▶ _対象の文章_
今日は久しぶりに休んで名古屋駅前のミッドランドスクエアで映画「黒牢城」を見ました。
時は戦国の播磨。有岡城主・荒木村重は織田信長の陣営から寝返って毛利の援軍を待つ状態。
だが一向に毛利勢は来ない。
織田に帰れという織田方の使者、黒田官兵衛を虜にして城の牢につないでいる。
この映画のテーマの捉え方は人にもよるだろうが私には極めて宗教的にアッピールした。
それは一向宗(浄土真宗)の掲げていた「進めば極楽、引けば地獄」というテーゼ。
なるべく人を死なさないように願う荒木村重は戦国乱世における稀なる慈悲の人。
謀反の理由も信長があまりに人を殺すことにあった。
謀反人にも死んではならないという。
そして、なんとか有岡城の将兵を助けたいとひそかに降伏さえ画策して苦労する。
そのいっぽうで戦って死んだら極楽と信じて突きすすむ門徒の将兵たち。
もちろん、真宗の本来の教えにそのようなものはないが、一向宗の浄土信仰がそのように受けとられた一面は事実である。
これがために一向宗には諸国の武将は手を焼いている。
聖道門の篤信者で真言の僧侶でもある上杉謙信などもついに折れて門徒の布教を許したという史実もある。
宗教的な死の意味と現実の生死が拮抗する大変良い作品だ。

▶ _データ欄_

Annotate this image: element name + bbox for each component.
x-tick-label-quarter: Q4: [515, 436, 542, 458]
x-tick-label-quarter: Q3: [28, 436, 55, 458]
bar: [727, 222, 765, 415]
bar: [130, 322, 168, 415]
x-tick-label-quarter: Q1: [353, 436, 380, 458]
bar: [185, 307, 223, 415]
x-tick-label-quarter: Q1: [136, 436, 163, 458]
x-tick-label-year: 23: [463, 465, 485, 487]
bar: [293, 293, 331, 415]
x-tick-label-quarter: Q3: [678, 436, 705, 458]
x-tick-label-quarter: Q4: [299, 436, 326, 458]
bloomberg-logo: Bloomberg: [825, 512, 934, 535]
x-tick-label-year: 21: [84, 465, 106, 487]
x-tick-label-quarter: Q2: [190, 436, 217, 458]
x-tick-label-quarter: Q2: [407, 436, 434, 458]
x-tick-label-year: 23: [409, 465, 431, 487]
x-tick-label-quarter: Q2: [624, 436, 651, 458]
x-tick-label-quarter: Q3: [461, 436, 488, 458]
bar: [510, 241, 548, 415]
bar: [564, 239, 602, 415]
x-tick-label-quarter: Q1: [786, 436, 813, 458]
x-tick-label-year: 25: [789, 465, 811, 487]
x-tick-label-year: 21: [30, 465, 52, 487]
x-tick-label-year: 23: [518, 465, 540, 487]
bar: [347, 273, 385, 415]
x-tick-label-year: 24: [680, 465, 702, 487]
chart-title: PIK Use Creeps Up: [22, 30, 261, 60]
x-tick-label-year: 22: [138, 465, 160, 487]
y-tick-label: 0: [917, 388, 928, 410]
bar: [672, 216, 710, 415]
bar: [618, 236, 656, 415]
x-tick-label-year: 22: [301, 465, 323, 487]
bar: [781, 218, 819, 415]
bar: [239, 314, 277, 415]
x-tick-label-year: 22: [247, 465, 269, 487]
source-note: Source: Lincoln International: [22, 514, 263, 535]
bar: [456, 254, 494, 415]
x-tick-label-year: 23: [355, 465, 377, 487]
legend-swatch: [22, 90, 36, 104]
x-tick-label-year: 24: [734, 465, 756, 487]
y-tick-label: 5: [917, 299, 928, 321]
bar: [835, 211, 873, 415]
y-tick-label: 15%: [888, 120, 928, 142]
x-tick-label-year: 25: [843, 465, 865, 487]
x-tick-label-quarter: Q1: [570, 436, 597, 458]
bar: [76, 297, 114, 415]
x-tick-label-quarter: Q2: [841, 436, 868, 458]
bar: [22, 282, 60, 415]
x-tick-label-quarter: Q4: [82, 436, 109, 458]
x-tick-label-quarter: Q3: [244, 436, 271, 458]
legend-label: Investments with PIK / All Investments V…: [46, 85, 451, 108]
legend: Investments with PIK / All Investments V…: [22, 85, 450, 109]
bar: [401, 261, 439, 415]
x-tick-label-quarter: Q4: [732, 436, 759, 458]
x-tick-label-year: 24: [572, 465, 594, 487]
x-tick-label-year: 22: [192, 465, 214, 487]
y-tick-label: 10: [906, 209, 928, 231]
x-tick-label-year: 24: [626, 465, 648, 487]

▶ _課題について_
映画「黒牢城」の感想文の「今日は久しぶりに休んで名古屋」から「それは一向宗(浄土真宗)の掲げていた「進めば極楽、引けば地獄」というテーゼ。」まで（両端を含む）を、「使者」を「使節」に置き換えて書いてください。

▶ _課題の結果_
今日は久しぶりに休んで名古屋駅前のミッドランドスクエアで映画「黒牢城」を見ました。
時は戦国の播磨。有岡城主・荒木村重は織田信長の陣営から寝返って毛利の援軍を待つ状態。
だが一向に毛利勢は来ない。
織田に帰れという織田方の使節、黒田官兵衛を虜にして城の牢につないでいる。
この映画のテーマの捉え方は人にもよるだろうが私には極めて宗教的にアッピールした。
それは一向宗(浄土真宗)の掲げていた「進めば極楽、引けば地獄」というテーゼ。